_Prompt_.
Would you transcribe the data word for word?

● ● ● ●

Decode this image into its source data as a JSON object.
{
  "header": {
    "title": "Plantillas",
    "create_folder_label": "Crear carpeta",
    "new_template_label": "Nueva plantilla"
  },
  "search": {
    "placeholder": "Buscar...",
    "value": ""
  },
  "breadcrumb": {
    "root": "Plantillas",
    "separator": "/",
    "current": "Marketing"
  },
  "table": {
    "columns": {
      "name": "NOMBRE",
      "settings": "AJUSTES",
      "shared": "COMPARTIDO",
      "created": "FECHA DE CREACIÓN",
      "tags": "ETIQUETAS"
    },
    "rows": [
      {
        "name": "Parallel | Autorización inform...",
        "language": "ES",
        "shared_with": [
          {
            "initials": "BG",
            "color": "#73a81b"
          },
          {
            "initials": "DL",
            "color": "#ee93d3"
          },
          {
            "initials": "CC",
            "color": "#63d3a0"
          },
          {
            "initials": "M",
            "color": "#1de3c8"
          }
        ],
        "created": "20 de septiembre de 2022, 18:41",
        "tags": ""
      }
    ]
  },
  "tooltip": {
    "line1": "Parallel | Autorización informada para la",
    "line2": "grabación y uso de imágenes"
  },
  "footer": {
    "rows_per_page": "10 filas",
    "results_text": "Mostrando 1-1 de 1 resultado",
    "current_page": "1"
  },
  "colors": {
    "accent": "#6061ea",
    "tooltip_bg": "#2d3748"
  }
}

● ● ● ●

_Exercise response_.
Decode this image into its source data as a JSON object.
{
  "header": {
    "title": "Plantillas",
    "create_folder_label": "Crear carpeta",
    "new_template_label": "Nueva plantilla"
  },
  "search": {
    "placeholder": "Buscar...",
    "value": ""
  },
  "breadcrumb": {
    "root": "Plantillas",
    "separator": "/",
    "current": "Marketing"
  },
  "table": {
    "columns": {
      "name": "NOMBRE",
      "settings": "AJUSTES",
      "shared": "COMPARTIDO",
      "created": "FECHA DE CREACIÓN",
      "tags": "ETIQUETAS"
    },
    "rows": [
      {
        "name": "Parallel | Autorización inform...",
        "language": "ES",
        "shared_with": [
          {
            "initials": "BG",
            "color": "#73a81b"
          },
          {
            "initials": "DL",
            "color": "#ee93d3"
          },
          {
            "initials": "CC",
            "color": "#63d3a0"
          },
          {
            "initials": "M",
            "color": "#1de3c8"
          }
        ],
        "created": "20 de septiembre de 2022, 18:41",
        "tags": ""
      }
    ]
  },
  "tooltip": {
    "line1": "Parallel | Autorización informada para la",
    "line2": "grabación y uso de imágenes"
  },
  "footer": {
    "rows_per_page": "10 filas",
    "results_text": "Mostrando 1-1 de 1 resultado",
    "current_page": "1"
  },
  "colors": {
    "accent": "#6061ea",
    "tooltip_bg": "#2d3748"
  }
}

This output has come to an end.